[Items]
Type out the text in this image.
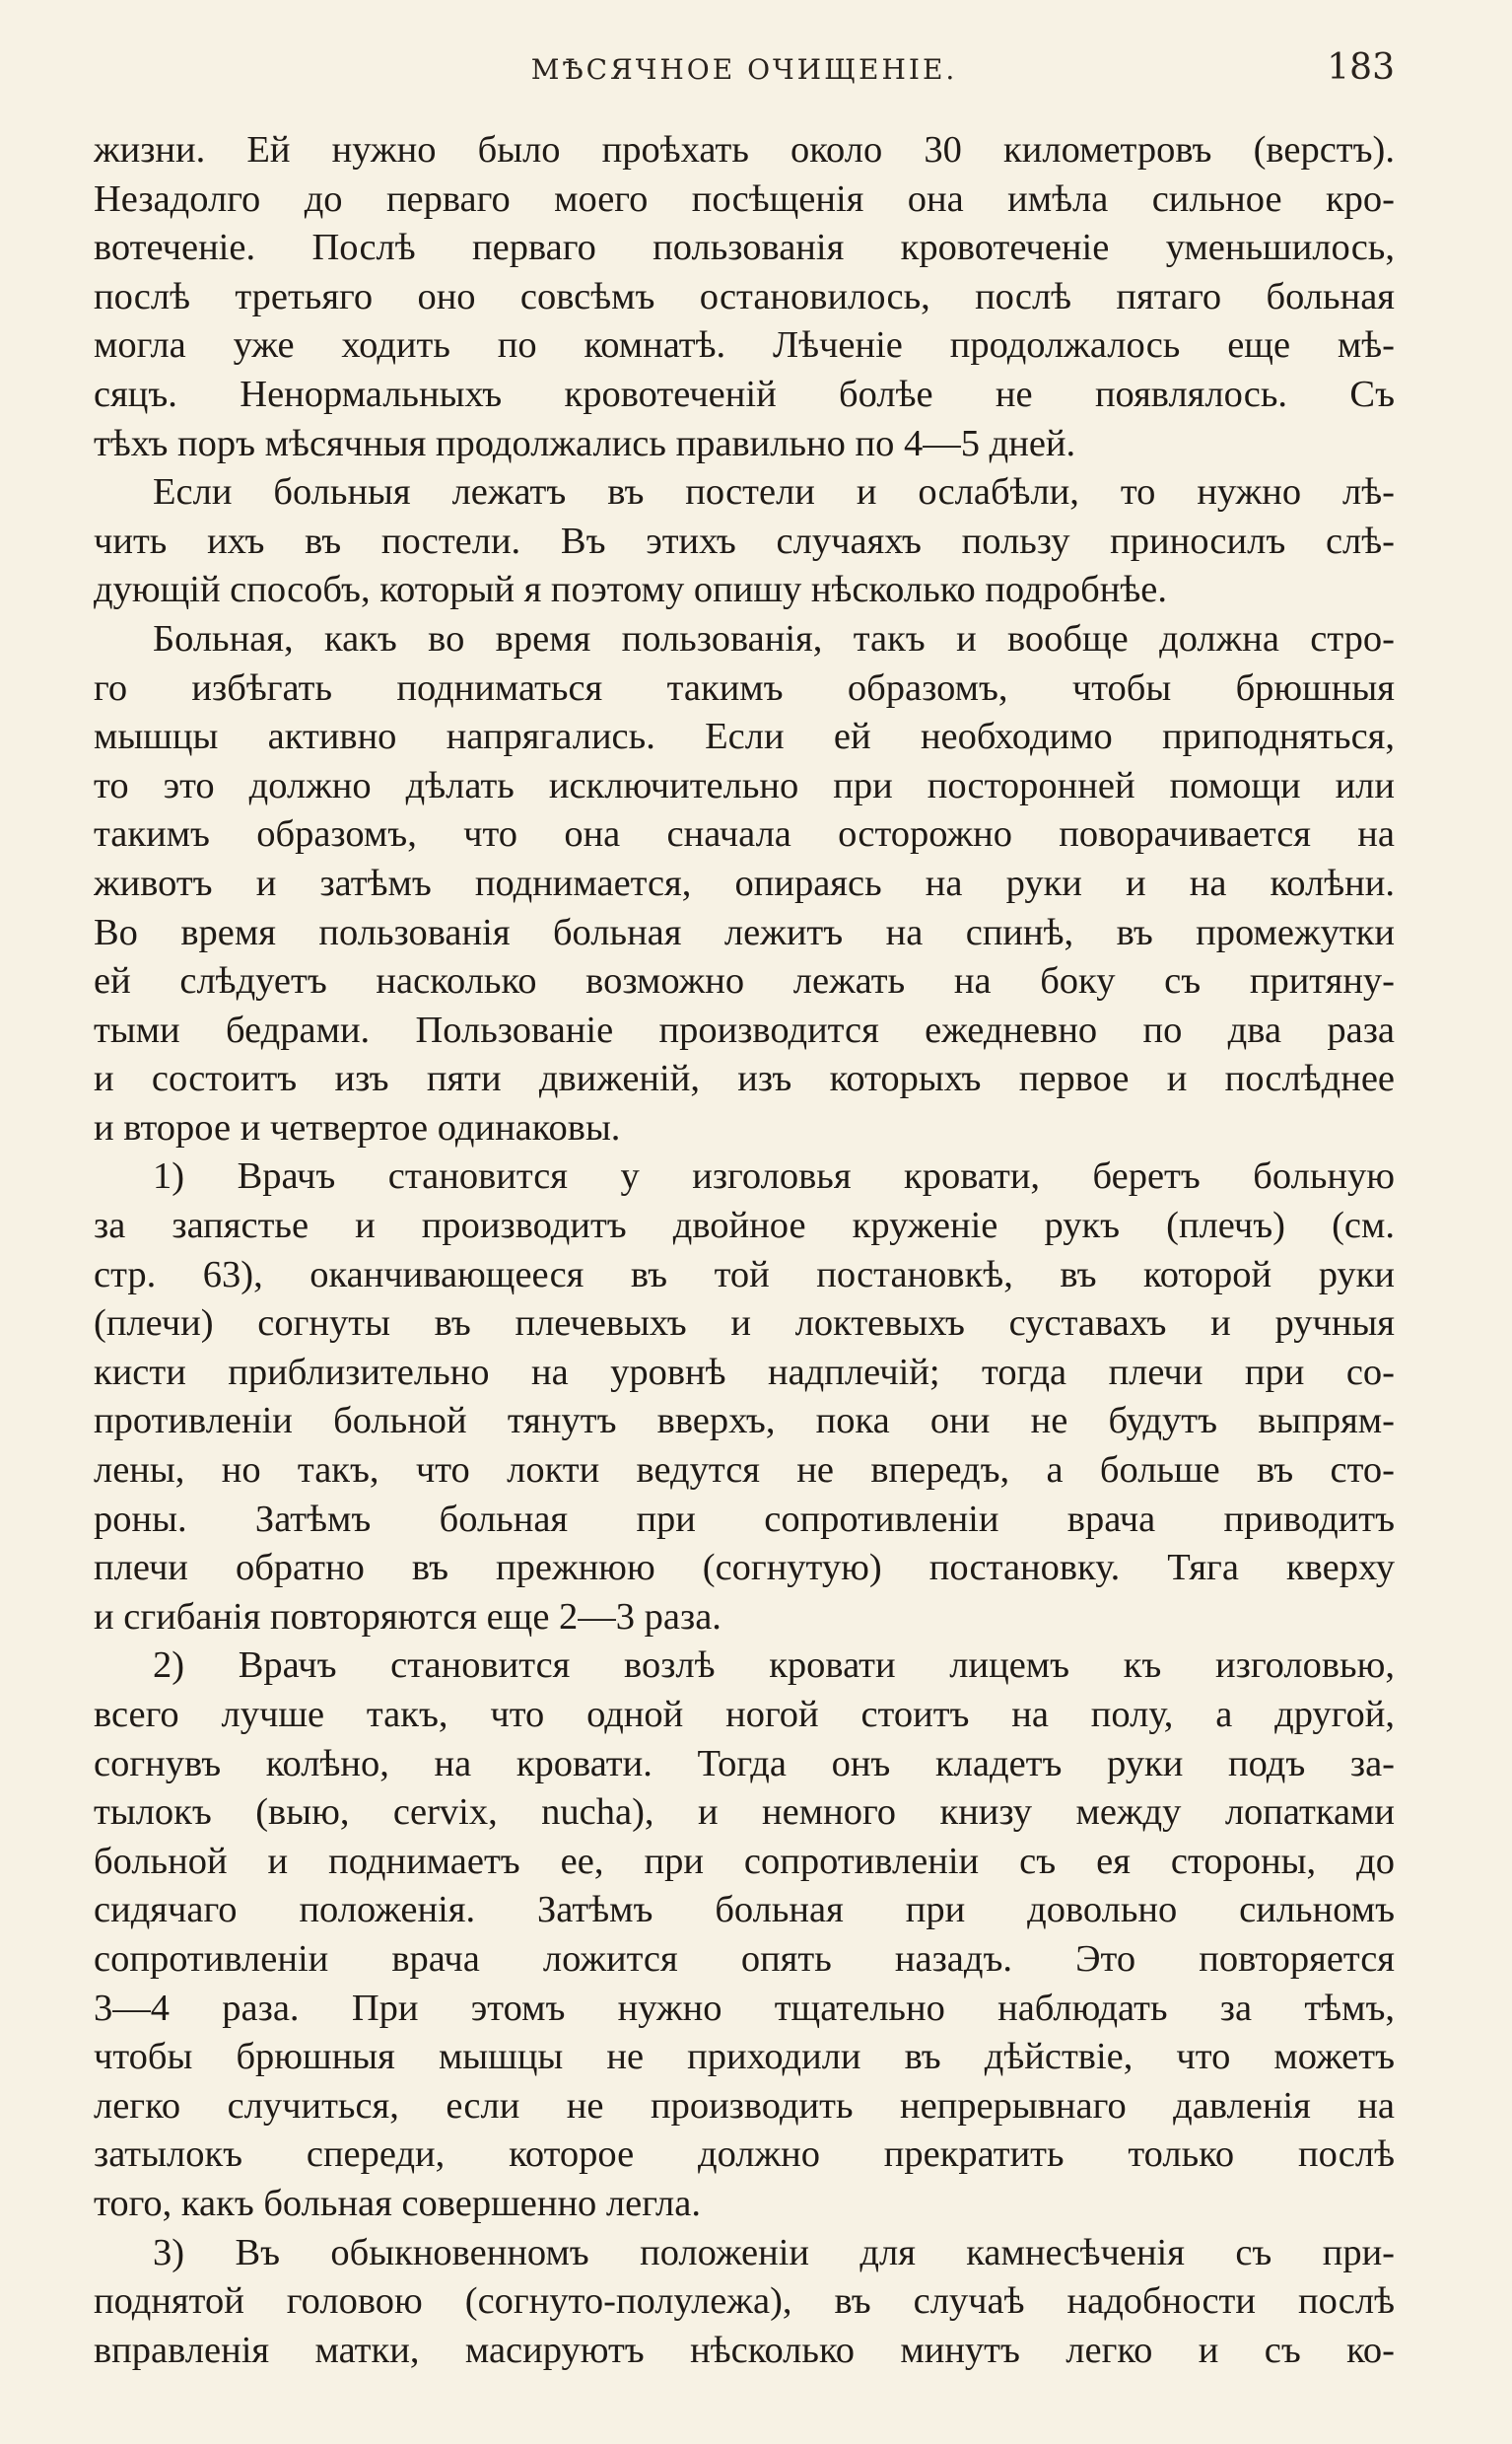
МѢСЯЧНОЕ ОЧИЩЕНІЕ.	183
жизни. Ей нужно было проѣхать около 30 километровъ (верстъ).
Незадолго до перваго моего посѣщенія она имѣла сильное кро-
вотеченіе. Послѣ перваго пользованія кровотеченіе уменьшилось,
послѣ третьяго оно совсѣмъ остановилось, послѣ пятаго больная
могла уже ходить по комнатѣ. Лѣченіе продолжалось еще мѣ-
сяцъ. Ненормальныхъ кровотеченій болѣе не появлялось. Съ
тѣхъ поръ мѣсячныя продолжались правильно по 4—5 дней.
Если больныя лежатъ въ постели и ослабѣли, то нужно лѣ-
чить ихъ въ постели. Въ этихъ случаяхъ пользу приносилъ слѣ-
дующій способъ, который я поэтому опишу нѣсколько подробнѣе.
Больная, какъ во время пользованія, такъ и вообще должна стро-
го избѣгать подниматься такимъ образомъ, чтобы брюшныя
мышцы активно напрягались. Если ей необходимо приподняться,
то это должно дѣлать исключительно при посторонней помощи или
такимъ образомъ, что она сначала осторожно поворачивается на
животъ и затѣмъ поднимается, опираясь на руки и на колѣни.
Во время пользованія больная лежитъ на спинѣ, въ промежутки
ей слѣдуетъ насколько возможно лежать на боку съ притяну-
тыми бедрами. Пользованіе производится ежедневно по два раза
и состоитъ изъ пяти движеній, изъ которыхъ первое и послѣднее
и второе и четвертое одинаковы.
1) Врачъ становится у изголовья кровати, беретъ больную
за запястье и производитъ двойное круженіе рукъ (плечъ) (см.
стр. 63), оканчивающееся въ той постановкѣ, въ которой руки
(плечи) согнуты въ плечевыхъ и локтевыхъ суставахъ и ручныя
кисти приблизительно на уровнѣ надплечій; тогда плечи при со-
противленіи больной тянутъ вверхъ, пока они не будутъ выпрям-
лены, но такъ, что локти ведутся не впередъ, а больше въ сто-
роны. Затѣмъ больная при сопротивленіи врача приводитъ
плечи обратно въ прежнюю (согнутую) постановку. Тяга кверху
и сгибанія повторяются еще 2—3 раза.
2) Врачъ становится возлѣ кровати лицемъ къ изголовью,
всего лучше такъ, что одной ногой стоитъ на полу, а другой,
согнувъ колѣно, на кровати. Тогда онъ кладетъ руки подъ за-
тылокъ (выю, cervix, nucha), и немного книзу между лопатками
больной и поднимаетъ ее, при сопротивленіи съ ея стороны, до
сидячаго положенія. Затѣмъ больная при довольно сильномъ
сопротивленіи врача ложится опять назадъ. Это повторяется
3—4 раза. При этомъ нужно тщательно наблюдать за тѣмъ,
чтобы брюшныя мышцы не приходили въ дѣйствіе, что можетъ
легко случиться, если не производить непрерывнаго давленія на
затылокъ спереди, которое должно прекратить только послѣ
того, какъ больная совершенно легла.
3) Въ обыкновенномъ положеніи для камнесѣченія съ при-
поднятой головою (согнуто-полулежа), въ случаѣ надобности послѣ
вправленія матки, масируютъ нѣсколько минутъ легко и съ ко-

[Objective] Using the listing above, show each line holding the string "плечи".

[Reply]
(плечи) согнуты въ плечевыхъ и локтевыхъ суставахъ и ручныя
кисти приблизительно на уровнѣ надплечій; тогда плечи при со-
плечи обратно въ прежнюю (согнутую) постановку. Тяга кверху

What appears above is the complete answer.